◆ **Exercise description**:
Count the lines in the records below that contain the word "устава", and reply with only that number.

Collected data entries:
..........

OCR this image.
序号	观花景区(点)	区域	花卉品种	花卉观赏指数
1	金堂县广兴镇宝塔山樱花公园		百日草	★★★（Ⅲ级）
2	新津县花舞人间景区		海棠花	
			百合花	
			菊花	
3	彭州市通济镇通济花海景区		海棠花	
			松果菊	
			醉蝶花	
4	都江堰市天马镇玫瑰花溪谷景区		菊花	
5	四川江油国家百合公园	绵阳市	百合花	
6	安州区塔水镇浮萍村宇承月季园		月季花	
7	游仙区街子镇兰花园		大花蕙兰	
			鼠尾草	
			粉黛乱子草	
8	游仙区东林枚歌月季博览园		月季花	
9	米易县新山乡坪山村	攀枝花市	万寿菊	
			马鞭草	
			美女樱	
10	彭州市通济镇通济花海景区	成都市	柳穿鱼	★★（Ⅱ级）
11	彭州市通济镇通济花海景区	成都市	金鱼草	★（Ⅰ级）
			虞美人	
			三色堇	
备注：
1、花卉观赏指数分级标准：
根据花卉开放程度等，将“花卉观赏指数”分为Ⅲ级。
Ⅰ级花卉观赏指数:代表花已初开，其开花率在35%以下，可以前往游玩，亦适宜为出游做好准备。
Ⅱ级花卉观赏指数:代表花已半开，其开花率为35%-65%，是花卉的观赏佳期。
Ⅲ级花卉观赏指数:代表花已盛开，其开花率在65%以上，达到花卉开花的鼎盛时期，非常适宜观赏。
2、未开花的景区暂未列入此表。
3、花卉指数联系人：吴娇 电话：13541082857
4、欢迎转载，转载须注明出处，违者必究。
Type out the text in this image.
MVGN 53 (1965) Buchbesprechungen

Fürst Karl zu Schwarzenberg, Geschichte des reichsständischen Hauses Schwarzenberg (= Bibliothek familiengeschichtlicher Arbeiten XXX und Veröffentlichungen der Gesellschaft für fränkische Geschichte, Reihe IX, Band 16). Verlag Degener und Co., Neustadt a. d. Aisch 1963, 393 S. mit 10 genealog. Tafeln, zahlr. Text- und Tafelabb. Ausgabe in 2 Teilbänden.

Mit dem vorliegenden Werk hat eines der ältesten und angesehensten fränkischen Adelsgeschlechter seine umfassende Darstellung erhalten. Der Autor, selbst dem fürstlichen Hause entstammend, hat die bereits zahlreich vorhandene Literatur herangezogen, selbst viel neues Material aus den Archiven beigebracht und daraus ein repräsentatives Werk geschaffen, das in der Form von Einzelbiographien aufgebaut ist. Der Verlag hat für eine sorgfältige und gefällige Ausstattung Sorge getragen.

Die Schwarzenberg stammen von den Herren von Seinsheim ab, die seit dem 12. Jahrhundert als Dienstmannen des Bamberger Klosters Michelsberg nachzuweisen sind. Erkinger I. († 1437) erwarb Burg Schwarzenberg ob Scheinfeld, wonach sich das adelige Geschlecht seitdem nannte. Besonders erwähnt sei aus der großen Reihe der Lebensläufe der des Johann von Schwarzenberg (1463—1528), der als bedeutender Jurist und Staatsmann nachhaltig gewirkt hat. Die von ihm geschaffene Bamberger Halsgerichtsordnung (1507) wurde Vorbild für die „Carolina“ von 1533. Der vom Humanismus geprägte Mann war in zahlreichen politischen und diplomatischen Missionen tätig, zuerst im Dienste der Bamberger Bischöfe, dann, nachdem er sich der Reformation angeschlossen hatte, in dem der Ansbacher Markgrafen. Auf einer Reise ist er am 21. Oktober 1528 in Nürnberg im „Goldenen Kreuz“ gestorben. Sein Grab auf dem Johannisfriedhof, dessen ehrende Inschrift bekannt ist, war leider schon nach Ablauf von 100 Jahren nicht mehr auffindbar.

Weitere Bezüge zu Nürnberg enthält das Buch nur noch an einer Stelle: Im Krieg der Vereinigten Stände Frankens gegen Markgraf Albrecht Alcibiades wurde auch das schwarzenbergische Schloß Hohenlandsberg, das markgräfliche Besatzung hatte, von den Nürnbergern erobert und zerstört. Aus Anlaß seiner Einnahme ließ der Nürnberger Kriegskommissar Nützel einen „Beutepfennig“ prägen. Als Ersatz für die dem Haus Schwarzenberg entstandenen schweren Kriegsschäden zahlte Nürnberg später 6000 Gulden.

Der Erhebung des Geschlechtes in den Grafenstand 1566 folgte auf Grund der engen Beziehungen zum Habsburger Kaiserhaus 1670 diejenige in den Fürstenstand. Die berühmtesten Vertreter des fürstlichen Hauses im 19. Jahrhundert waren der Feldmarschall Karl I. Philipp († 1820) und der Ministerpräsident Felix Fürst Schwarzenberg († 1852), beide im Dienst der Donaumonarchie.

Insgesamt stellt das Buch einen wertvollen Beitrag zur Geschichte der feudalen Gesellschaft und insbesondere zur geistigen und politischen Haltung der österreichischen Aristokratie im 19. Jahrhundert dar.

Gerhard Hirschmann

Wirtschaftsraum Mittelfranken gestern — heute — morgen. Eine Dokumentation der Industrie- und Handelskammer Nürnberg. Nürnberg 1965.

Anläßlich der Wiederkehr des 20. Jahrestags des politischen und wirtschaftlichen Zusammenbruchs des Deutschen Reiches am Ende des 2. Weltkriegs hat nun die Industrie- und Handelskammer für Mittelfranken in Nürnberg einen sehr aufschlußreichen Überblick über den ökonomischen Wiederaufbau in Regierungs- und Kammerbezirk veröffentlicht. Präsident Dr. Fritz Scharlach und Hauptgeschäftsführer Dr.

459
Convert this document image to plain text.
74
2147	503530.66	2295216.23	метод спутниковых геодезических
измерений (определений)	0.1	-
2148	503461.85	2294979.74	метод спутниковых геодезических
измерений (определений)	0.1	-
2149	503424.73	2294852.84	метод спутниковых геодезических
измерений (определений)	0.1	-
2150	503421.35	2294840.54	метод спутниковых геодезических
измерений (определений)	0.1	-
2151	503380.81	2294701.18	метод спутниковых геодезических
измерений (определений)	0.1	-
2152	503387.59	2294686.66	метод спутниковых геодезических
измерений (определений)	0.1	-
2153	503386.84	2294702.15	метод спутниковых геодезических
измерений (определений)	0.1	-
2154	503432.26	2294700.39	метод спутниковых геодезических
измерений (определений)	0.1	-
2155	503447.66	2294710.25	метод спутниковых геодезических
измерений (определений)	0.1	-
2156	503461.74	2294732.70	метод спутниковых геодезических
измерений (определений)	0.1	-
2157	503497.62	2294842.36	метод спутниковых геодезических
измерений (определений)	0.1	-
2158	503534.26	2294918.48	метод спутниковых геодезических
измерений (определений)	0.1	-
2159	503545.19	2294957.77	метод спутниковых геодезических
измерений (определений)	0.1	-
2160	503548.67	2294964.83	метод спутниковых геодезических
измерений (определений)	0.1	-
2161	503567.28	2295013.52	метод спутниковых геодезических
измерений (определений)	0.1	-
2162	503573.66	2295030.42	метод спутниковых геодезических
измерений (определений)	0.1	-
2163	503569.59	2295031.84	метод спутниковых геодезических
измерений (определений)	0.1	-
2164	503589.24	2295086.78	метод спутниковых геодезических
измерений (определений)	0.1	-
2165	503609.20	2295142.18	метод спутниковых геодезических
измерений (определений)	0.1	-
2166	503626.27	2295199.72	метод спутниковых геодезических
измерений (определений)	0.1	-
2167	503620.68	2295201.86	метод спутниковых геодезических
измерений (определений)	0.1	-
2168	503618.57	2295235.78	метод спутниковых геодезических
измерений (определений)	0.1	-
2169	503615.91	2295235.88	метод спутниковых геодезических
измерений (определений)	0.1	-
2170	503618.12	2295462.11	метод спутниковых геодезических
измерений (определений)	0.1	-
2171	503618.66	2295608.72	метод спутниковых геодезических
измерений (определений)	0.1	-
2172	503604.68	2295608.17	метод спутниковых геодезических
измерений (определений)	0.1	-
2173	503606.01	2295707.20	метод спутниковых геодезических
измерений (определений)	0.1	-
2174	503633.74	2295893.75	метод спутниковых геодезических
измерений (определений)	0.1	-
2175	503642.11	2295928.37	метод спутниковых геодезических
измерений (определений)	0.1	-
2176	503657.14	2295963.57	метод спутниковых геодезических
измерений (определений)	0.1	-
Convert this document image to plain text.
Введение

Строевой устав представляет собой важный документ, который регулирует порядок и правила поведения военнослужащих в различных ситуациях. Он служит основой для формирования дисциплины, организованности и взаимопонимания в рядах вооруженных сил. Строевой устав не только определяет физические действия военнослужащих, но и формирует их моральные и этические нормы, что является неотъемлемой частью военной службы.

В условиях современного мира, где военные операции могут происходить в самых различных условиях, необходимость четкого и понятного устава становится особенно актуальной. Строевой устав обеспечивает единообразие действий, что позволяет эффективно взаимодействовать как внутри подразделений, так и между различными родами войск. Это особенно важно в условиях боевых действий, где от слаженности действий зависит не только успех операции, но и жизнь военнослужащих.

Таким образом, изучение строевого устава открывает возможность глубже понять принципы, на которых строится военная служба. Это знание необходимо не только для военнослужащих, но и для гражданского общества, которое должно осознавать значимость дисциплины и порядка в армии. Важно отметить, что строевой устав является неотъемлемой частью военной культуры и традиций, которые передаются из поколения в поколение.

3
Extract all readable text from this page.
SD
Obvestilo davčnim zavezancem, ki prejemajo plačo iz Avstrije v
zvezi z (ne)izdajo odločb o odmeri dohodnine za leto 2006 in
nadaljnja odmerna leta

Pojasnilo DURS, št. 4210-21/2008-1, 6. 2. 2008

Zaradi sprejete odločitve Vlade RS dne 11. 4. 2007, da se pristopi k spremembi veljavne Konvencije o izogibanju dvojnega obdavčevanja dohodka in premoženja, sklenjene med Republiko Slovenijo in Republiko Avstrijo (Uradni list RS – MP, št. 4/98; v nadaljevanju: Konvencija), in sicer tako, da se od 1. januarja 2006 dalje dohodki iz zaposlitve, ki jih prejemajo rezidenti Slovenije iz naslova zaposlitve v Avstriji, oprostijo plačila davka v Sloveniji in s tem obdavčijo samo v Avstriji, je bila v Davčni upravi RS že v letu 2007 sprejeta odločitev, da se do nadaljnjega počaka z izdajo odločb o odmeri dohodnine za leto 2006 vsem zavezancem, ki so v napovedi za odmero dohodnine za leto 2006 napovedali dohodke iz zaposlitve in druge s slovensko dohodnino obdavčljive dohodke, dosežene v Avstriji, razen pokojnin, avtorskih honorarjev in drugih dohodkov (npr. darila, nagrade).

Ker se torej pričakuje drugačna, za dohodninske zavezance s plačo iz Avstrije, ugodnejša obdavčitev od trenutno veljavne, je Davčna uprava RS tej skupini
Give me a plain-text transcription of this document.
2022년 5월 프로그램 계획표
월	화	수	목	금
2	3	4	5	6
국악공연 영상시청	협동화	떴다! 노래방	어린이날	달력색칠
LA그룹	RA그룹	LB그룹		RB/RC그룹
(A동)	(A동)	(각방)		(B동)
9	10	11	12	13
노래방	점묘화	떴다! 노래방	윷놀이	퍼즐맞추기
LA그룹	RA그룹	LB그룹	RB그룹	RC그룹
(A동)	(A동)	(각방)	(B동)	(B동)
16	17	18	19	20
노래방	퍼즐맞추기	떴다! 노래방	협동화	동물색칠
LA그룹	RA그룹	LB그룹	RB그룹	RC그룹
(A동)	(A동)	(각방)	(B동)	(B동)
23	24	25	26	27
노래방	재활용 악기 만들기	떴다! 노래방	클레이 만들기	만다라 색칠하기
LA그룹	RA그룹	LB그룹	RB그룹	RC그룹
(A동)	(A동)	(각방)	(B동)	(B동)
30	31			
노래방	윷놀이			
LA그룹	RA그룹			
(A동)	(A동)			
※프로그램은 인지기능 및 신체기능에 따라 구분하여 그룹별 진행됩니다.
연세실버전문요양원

..........

◆ **Response to this exercise**:
2